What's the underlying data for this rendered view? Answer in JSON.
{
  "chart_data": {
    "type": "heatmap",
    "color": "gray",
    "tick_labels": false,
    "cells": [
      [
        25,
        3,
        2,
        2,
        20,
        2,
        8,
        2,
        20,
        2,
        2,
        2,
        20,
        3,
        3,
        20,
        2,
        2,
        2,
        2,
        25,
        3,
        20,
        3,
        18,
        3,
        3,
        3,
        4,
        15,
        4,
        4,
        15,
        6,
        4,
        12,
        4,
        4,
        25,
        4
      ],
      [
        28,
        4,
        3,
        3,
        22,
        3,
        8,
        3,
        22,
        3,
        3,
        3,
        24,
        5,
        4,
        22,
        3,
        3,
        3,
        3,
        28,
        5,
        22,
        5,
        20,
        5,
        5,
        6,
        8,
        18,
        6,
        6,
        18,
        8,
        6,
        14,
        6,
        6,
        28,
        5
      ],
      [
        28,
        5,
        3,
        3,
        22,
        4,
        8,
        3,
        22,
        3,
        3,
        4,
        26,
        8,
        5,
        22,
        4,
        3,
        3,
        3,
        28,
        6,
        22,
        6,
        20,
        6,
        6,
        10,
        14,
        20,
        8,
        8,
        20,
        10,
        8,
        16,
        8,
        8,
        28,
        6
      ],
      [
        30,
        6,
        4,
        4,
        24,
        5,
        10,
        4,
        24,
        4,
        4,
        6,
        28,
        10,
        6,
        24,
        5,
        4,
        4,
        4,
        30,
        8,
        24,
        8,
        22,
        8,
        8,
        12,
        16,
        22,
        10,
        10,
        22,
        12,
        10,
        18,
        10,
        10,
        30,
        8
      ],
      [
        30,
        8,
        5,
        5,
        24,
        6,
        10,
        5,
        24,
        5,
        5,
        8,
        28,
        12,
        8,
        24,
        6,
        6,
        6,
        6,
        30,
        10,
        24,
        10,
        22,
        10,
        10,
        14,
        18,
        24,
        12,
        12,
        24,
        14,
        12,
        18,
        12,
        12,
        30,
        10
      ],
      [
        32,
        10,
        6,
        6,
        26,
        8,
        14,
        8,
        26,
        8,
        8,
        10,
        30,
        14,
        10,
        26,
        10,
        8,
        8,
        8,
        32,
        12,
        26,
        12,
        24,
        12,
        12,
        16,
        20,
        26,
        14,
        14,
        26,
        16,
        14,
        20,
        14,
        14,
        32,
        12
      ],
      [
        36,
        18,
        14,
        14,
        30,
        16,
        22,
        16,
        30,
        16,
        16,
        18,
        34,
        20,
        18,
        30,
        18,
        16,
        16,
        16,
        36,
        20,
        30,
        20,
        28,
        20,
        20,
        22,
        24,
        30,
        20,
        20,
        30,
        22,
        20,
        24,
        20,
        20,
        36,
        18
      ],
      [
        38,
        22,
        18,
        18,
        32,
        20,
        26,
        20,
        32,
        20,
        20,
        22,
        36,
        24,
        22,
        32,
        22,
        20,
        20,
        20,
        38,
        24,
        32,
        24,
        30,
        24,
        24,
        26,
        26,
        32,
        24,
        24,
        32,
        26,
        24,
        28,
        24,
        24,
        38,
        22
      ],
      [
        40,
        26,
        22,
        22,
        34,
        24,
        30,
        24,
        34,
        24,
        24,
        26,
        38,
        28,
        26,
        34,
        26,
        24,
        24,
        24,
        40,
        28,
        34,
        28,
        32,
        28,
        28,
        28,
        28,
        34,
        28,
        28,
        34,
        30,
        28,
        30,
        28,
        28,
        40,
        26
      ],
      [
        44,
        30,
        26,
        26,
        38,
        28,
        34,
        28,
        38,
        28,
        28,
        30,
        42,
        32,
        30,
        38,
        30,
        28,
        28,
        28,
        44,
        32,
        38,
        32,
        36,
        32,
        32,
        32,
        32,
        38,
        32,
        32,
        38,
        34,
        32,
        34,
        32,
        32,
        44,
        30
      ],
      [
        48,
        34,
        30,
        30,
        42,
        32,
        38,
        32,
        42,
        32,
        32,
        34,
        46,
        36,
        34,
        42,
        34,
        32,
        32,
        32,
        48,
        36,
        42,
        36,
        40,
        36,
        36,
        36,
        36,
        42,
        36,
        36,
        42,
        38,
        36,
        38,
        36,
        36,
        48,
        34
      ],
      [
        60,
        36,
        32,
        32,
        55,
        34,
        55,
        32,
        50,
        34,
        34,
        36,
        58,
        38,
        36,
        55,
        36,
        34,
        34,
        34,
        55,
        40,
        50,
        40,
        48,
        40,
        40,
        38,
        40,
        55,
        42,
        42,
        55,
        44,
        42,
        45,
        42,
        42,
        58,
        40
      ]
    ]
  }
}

-------

*WHAT THE EXERCISE ASKS*
Your task is to give the records above again, exactly.

*ANSWER*
What's the underlying data for this rendered view? Answer in JSON.
{
  "chart_data": {
    "type": "heatmap",
    "color": "gray",
    "tick_labels": false,
    "cells": [
      [
        25,
        3,
        2,
        2,
        20,
        2,
        8,
        2,
        20,
        2,
        2,
        2,
        20,
        3,
        3,
        20,
        2,
        2,
        2,
        2,
        25,
        3,
        20,
        3,
        18,
        3,
        3,
        3,
        4,
        15,
        4,
        4,
        15,
        6,
        4,
        12,
        4,
        4,
        25,
        4
      ],
      [
        28,
        4,
        3,
        3,
        22,
        3,
        8,
        3,
        22,
        3,
        3,
        3,
        24,
        5,
        4,
        22,
        3,
        3,
        3,
        3,
        28,
        5,
        22,
        5,
        20,
        5,
        5,
        6,
        8,
        18,
        6,
        6,
        18,
        8,
        6,
        14,
        6,
        6,
        28,
        5
      ],
      [
        28,
        5,
        3,
        3,
        22,
        4,
        8,
        3,
        22,
        3,
        3,
        4,
        26,
        8,
        5,
        22,
        4,
        3,
        3,
        3,
        28,
        6,
        22,
        6,
        20,
        6,
        6,
        10,
        14,
        20,
        8,
        8,
        20,
        10,
        8,
        16,
        8,
        8,
        28,
        6
      ],
      [
        30,
        6,
        4,
        4,
        24,
        5,
        10,
        4,
        24,
        4,
        4,
        6,
        28,
        10,
        6,
        24,
        5,
        4,
        4,
        4,
        30,
        8,
        24,
        8,
        22,
        8,
        8,
        12,
        16,
        22,
        10,
        10,
        22,
        12,
        10,
        18,
        10,
        10,
        30,
        8
      ],
      [
        30,
        8,
        5,
        5,
        24,
        6,
        10,
        5,
        24,
        5,
        5,
        8,
        28,
        12,
        8,
        24,
        6,
        6,
        6,
        6,
        30,
        10,
        24,
        10,
        22,
        10,
        10,
        14,
        18,
        24,
        12,
        12,
        24,
        14,
        12,
        18,
        12,
        12,
        30,
        10
      ],
      [
        32,
        10,
        6,
        6,
        26,
        8,
        14,
        8,
        26,
        8,
        8,
        10,
        30,
        14,
        10,
        26,
        10,
        8,
        8,
        8,
        32,
        12,
        26,
        12,
        24,
        12,
        12,
        16,
        20,
        26,
        14,
        14,
        26,
        16,
        14,
        20,
        14,
        14,
        32,
        12
      ],
      [
        36,
        18,
        14,
        14,
        30,
        16,
        22,
        16,
        30,
        16,
        16,
        18,
        34,
        20,
        18,
        30,
        18,
        16,
        16,
        16,
        36,
        20,
        30,
        20,
        28,
        20,
        20,
        22,
        24,
        30,
        20,
        20,
        30,
        22,
        20,
        24,
        20,
        20,
        36,
        18
      ],
      [
        38,
        22,
        18,
        18,
        32,
        20,
        26,
        20,
        32,
        20,
        20,
        22,
        36,
        24,
        22,
        32,
        22,
        20,
        20,
        20,
        38,
        24,
        32,
        24,
        30,
        24,
        24,
        26,
        26,
        32,
        24,
        24,
        32,
        26,
        24,
        28,
        24,
        24,
        38,
        22
      ],
      [
        40,
        26,
        22,
        22,
        34,
        24,
        30,
        24,
        34,
        24,
        24,
        26,
        38,
        28,
        26,
        34,
        26,
        24,
        24,
        24,
        40,
        28,
        34,
        28,
        32,
        28,
        28,
        28,
        28,
        34,
        28,
        28,
        34,
        30,
        28,
        30,
        28,
        28,
        40,
        26
      ],
      [
        44,
        30,
        26,
        26,
        38,
        28,
        34,
        28,
        38,
        28,
        28,
        30,
        42,
        32,
        30,
        38,
        30,
        28,
        28,
        28,
        44,
        32,
        38,
        32,
        36,
        32,
        32,
        32,
        32,
        38,
        32,
        32,
        38,
        34,
        32,
        34,
        32,
        32,
        44,
        30
      ],
      [
        48,
        34,
        30,
        30,
        42,
        32,
        38,
        32,
        42,
        32,
        32,
        34,
        46,
        36,
        34,
        42,
        34,
        32,
        32,
        32,
        48,
        36,
        42,
        36,
        40,
        36,
        36,
        36,
        36,
        42,
        36,
        36,
        42,
        38,
        36,
        38,
        36,
        36,
        48,
        34
      ],
      [
        60,
        36,
        32,
        32,
        55,
        34,
        55,
        32,
        50,
        34,
        34,
        36,
        58,
        38,
        36,
        55,
        36,
        34,
        34,
        34,
        55,
        40,
        50,
        40,
        48,
        40,
        40,
        38,
        40,
        55,
        42,
        42,
        55,
        44,
        42,
        45,
        42,
        42,
        58,
        40
      ]
    ]
  }
}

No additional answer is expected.